Problem statement — Go to the line that contains "Decode this image" and extract it along with every line after it, exactly, through the end of the data below.

Given data —
• • • •
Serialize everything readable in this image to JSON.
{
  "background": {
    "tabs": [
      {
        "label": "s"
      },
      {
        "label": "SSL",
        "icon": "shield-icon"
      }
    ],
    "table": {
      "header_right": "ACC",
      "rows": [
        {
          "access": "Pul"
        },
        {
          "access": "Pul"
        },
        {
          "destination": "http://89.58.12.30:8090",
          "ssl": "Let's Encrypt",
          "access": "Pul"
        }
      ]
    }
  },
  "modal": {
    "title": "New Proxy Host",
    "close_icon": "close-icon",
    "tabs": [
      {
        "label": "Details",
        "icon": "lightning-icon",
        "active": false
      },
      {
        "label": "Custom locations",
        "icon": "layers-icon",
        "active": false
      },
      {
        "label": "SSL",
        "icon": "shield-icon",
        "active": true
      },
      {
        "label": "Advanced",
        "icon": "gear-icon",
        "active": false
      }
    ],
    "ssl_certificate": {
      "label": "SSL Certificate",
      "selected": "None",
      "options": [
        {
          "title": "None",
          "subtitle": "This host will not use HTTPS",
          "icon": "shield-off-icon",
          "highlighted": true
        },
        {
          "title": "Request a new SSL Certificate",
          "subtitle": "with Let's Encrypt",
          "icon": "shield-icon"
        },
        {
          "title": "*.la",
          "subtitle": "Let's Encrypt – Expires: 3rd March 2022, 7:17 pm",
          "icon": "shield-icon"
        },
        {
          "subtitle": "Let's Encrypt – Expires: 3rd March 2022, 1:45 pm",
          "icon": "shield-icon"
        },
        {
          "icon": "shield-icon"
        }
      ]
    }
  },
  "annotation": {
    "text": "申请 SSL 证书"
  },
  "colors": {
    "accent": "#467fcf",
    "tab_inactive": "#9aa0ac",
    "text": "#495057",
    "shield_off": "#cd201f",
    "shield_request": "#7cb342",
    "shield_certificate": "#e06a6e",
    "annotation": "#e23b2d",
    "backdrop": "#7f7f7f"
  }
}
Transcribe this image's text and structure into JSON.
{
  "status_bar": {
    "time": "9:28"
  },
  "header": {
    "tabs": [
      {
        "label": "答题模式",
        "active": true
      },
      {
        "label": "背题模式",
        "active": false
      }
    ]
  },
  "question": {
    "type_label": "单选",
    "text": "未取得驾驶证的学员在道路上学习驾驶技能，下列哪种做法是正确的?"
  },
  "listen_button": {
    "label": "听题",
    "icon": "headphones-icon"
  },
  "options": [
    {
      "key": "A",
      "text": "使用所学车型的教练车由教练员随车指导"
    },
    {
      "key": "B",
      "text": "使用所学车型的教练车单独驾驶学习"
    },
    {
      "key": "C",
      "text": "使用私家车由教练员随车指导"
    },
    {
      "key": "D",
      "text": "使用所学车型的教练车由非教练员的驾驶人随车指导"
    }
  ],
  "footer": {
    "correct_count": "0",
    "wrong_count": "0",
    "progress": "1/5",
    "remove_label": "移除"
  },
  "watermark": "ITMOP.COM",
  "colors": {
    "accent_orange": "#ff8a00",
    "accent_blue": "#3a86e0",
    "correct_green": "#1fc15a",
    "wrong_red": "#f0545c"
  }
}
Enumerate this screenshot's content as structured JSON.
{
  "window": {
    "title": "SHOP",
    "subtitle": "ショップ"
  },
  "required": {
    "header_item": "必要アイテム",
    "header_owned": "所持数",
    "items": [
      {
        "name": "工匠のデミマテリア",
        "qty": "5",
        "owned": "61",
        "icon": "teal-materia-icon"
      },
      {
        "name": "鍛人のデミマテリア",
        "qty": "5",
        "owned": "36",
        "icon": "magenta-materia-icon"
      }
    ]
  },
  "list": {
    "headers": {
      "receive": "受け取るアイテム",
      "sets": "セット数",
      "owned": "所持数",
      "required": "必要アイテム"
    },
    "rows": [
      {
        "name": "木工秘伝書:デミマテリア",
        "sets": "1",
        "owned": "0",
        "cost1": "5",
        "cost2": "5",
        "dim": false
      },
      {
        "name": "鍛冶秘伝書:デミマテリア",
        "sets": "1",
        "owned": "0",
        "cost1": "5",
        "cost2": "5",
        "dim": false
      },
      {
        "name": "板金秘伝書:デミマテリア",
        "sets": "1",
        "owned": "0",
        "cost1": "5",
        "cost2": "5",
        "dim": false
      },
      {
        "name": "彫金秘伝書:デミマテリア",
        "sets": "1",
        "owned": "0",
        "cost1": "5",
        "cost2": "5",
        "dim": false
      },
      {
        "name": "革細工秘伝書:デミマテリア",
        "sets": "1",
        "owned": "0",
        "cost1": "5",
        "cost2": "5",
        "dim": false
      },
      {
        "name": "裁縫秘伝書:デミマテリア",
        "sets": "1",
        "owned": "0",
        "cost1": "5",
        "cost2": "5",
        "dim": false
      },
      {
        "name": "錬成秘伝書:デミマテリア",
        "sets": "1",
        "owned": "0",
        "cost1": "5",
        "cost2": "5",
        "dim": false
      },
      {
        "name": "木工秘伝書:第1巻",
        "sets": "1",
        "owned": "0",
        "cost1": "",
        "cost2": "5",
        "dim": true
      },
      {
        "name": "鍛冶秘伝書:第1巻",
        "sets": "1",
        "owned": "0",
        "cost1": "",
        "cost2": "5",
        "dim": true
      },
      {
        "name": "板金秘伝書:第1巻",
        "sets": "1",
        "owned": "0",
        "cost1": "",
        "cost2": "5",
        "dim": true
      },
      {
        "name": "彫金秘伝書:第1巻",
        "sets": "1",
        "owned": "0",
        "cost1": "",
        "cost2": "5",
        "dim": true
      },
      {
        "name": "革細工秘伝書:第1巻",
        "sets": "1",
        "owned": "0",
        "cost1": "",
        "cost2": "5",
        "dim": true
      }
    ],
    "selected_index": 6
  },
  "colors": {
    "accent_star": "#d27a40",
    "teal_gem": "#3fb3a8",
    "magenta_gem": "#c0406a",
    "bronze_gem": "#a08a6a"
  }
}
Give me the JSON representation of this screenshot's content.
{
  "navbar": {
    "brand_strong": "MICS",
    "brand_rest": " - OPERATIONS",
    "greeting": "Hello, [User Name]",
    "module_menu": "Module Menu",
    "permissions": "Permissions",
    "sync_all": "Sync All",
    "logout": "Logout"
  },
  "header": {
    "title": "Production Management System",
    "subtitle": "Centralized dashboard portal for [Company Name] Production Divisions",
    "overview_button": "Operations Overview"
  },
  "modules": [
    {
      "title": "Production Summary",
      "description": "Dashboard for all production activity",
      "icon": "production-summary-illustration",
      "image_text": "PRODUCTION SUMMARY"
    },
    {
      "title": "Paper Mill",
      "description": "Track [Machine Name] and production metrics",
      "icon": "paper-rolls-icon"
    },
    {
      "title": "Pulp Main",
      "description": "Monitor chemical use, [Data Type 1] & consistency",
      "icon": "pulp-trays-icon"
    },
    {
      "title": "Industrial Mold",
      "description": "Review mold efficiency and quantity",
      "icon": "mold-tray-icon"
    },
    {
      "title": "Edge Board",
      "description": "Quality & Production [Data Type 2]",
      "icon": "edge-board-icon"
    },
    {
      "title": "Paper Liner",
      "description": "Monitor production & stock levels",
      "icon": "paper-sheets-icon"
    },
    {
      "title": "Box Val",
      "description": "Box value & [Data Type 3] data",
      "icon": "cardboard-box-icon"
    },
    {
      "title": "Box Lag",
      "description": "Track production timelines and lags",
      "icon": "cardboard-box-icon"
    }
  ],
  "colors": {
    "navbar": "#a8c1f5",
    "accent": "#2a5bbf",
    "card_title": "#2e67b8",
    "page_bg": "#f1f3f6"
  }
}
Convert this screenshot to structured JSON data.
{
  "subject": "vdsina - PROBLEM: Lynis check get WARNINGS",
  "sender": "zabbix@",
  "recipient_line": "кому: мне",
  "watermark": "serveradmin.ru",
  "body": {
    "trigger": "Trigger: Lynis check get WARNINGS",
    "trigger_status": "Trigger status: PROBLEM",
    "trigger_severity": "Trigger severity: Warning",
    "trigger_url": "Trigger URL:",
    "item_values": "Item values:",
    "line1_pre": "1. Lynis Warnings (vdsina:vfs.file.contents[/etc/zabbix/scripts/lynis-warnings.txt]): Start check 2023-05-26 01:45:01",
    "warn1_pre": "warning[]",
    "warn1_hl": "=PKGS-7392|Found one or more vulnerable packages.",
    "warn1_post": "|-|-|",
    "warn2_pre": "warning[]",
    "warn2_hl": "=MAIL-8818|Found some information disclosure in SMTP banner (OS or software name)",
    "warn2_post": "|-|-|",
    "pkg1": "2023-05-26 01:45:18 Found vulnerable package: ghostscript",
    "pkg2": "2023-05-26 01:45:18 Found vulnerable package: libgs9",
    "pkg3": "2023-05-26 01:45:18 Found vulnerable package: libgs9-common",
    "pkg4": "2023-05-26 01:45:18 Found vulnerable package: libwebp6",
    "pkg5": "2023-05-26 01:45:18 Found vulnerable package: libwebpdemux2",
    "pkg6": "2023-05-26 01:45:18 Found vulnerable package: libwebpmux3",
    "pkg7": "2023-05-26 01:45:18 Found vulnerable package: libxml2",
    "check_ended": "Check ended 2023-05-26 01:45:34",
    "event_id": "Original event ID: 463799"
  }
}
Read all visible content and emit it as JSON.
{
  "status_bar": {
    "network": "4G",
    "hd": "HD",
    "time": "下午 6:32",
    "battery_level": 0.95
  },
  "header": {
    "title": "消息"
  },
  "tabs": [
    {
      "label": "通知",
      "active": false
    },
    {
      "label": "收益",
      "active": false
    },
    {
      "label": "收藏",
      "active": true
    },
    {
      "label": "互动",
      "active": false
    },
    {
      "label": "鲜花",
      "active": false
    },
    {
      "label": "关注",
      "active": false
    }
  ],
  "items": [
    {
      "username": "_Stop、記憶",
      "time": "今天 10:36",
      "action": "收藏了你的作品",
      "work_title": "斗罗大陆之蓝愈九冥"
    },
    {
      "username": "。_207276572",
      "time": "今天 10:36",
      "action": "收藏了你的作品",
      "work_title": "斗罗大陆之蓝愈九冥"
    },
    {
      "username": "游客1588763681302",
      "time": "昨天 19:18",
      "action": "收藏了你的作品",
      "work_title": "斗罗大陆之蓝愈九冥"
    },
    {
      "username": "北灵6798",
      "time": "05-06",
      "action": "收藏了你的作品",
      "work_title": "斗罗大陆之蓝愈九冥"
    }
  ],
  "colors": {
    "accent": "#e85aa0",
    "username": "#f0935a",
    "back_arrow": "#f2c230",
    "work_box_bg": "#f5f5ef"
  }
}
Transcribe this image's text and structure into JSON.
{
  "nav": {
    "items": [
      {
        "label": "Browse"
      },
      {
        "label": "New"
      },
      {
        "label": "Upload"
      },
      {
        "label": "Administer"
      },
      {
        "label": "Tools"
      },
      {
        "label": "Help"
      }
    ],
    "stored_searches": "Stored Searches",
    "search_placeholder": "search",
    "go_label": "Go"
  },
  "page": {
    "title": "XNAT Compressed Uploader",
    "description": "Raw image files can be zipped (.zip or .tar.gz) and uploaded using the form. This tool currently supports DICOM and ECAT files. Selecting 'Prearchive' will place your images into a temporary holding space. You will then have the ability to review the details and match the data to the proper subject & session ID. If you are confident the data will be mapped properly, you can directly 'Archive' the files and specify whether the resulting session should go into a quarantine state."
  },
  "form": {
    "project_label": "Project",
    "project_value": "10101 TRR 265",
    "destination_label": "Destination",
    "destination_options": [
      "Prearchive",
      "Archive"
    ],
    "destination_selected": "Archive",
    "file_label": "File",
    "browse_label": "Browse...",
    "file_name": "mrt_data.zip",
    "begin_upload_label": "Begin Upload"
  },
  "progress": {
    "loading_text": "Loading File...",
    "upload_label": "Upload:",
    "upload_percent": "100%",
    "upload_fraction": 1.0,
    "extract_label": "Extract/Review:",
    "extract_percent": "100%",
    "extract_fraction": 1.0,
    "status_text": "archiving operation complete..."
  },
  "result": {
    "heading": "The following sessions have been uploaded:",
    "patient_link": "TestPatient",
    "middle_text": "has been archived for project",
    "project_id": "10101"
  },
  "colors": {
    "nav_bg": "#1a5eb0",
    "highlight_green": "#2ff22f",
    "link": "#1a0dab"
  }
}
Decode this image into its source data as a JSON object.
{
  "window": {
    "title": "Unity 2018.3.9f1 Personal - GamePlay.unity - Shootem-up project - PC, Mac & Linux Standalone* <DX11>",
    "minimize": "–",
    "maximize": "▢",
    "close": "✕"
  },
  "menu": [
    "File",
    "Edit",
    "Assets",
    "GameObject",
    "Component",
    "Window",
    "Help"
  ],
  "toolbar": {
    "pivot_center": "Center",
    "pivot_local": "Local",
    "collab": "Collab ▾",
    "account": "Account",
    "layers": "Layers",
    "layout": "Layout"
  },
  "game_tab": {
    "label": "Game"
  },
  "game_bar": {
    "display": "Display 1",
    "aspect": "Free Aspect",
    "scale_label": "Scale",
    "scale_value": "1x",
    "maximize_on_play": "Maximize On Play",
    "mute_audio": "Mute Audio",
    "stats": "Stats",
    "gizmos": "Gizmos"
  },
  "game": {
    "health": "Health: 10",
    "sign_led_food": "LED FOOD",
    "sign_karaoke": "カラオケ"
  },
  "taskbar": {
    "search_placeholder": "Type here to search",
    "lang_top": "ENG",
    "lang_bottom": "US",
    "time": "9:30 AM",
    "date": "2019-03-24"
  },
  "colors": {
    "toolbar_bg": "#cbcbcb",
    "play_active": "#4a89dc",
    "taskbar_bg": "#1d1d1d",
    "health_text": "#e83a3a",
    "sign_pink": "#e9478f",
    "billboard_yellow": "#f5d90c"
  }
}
• • • •
Task solution —
Decode this image into its source data as a JSON object.
{
  "window": {
    "title": "Unity 2018.3.9f1 Personal - GamePlay.unity - Shootem-up project - PC, Mac & Linux Standalone* <DX11>",
    "minimize": "–",
    "maximize": "▢",
    "close": "✕"
  },
  "menu": [
    "File",
    "Edit",
    "Assets",
    "GameObject",
    "Component",
    "Window",
    "Help"
  ],
  "toolbar": {
    "pivot_center": "Center",
    "pivot_local": "Local",
    "collab": "Collab ▾",
    "account": "Account",
    "layers": "Layers",
    "layout": "Layout"
  },
  "game_tab": {
    "label": "Game"
  },
  "game_bar": {
    "display": "Display 1",
    "aspect": "Free Aspect",
    "scale_label": "Scale",
    "scale_value": "1x",
    "maximize_on_play": "Maximize On Play",
    "mute_audio": "Mute Audio",
    "stats": "Stats",
    "gizmos": "Gizmos"
  },
  "game": {
    "health": "Health: 10",
    "sign_led_food": "LED FOOD",
    "sign_karaoke": "カラオケ"
  },
  "taskbar": {
    "search_placeholder": "Type here to search",
    "lang_top": "ENG",
    "lang_bottom": "US",
    "time": "9:30 AM",
    "date": "2019-03-24"
  },
  "colors": {
    "toolbar_bg": "#cbcbcb",
    "play_active": "#4a89dc",
    "taskbar_bg": "#1d1d1d",
    "health_text": "#e83a3a",
    "sign_pink": "#e9478f",
    "billboard_yellow": "#f5d90c"
  }
}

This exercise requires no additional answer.